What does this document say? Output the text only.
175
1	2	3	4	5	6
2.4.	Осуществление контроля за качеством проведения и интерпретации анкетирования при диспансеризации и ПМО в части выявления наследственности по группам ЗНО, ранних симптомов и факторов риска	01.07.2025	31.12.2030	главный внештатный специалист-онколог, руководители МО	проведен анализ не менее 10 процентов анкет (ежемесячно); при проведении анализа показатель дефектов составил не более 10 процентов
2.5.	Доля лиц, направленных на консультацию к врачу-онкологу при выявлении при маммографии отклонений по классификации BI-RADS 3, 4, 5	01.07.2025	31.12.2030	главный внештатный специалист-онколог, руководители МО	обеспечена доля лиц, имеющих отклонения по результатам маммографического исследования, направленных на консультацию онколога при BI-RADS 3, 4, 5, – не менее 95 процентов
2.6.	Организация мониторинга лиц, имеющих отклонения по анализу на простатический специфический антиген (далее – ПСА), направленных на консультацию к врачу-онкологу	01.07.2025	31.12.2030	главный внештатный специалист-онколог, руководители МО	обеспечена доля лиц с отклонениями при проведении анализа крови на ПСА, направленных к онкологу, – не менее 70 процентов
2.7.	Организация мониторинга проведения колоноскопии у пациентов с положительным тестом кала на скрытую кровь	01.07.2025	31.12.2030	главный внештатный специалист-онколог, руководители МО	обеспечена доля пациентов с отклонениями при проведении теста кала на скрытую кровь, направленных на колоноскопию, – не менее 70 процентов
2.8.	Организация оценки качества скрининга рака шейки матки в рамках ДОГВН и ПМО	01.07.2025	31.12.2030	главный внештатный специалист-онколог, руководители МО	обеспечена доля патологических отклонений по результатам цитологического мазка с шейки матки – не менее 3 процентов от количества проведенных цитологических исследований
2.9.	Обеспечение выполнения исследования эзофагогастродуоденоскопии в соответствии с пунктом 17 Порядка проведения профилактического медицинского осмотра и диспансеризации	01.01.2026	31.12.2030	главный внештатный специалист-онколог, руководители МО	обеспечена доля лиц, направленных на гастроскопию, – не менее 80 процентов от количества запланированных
• • • •
WHAT TO DO:
Give the number of lines that carry the word "мониторинга", with nothing added.

SOLUTION BELOW:
2